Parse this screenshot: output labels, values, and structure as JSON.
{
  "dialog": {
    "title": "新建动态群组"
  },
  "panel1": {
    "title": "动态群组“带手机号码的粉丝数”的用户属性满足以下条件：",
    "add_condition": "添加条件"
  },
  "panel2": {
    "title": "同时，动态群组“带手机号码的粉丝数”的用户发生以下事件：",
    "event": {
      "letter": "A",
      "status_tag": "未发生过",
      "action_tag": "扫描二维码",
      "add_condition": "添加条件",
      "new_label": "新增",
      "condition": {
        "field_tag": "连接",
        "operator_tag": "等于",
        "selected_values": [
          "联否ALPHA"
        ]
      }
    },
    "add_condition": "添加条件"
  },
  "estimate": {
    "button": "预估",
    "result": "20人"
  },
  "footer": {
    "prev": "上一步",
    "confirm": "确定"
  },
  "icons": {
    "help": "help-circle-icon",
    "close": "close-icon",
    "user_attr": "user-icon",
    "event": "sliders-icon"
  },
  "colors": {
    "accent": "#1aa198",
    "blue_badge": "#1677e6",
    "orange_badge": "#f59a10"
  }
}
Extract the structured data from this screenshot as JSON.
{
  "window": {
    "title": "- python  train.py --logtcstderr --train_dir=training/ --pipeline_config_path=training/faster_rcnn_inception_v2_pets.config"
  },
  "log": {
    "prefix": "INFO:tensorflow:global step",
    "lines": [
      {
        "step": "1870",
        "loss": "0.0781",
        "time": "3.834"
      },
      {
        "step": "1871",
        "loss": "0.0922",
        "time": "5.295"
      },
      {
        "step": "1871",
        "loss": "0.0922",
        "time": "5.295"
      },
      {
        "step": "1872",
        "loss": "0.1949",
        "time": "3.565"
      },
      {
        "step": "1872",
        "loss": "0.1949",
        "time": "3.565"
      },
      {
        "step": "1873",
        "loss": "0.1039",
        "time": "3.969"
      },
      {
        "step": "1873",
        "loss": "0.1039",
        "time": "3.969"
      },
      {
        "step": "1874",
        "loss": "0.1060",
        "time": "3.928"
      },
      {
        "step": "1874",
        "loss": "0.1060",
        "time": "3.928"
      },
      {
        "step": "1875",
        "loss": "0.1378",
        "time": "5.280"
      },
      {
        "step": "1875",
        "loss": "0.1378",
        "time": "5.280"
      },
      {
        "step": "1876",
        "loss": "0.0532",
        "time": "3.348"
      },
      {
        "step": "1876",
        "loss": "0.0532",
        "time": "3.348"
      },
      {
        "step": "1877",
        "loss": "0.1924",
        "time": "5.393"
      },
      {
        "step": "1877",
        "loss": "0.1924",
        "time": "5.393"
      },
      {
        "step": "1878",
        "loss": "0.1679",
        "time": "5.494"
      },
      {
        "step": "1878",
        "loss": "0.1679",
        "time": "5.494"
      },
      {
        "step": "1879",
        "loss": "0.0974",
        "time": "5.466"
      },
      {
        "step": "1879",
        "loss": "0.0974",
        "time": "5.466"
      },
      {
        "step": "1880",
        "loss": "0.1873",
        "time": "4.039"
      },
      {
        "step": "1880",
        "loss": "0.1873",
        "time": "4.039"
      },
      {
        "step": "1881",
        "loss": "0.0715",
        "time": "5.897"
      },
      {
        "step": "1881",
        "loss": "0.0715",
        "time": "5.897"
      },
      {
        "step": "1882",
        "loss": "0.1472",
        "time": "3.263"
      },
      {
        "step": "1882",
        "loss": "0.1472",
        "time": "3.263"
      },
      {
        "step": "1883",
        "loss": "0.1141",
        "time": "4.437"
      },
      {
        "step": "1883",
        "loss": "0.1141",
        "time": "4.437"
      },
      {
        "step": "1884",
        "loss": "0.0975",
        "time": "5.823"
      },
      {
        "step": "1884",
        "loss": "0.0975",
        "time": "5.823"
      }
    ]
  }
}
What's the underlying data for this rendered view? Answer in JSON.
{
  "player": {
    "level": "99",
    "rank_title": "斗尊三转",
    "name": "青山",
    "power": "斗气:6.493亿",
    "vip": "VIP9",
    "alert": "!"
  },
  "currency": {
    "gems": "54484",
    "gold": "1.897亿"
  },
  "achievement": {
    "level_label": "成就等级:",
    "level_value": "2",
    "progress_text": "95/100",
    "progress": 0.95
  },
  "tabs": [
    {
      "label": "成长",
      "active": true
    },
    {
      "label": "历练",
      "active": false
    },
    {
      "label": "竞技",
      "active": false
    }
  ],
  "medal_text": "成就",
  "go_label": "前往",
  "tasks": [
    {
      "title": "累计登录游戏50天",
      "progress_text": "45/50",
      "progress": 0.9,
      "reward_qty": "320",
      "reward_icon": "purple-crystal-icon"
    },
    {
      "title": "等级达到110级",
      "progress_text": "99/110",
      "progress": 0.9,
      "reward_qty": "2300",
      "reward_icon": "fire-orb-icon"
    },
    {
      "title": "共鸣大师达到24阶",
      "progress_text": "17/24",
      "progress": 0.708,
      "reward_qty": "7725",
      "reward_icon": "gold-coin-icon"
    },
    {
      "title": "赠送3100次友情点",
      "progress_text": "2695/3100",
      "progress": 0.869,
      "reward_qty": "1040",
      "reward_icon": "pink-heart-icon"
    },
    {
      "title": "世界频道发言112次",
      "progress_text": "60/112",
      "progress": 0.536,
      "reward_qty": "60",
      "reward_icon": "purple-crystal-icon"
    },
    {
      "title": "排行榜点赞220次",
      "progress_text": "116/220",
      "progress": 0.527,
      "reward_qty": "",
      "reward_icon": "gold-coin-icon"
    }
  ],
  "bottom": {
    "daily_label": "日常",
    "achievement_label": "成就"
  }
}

----------------

Task brief: Going over the lines above, work out how many include "带手机号码的粉丝数", then give only that number.

Response to the task: 2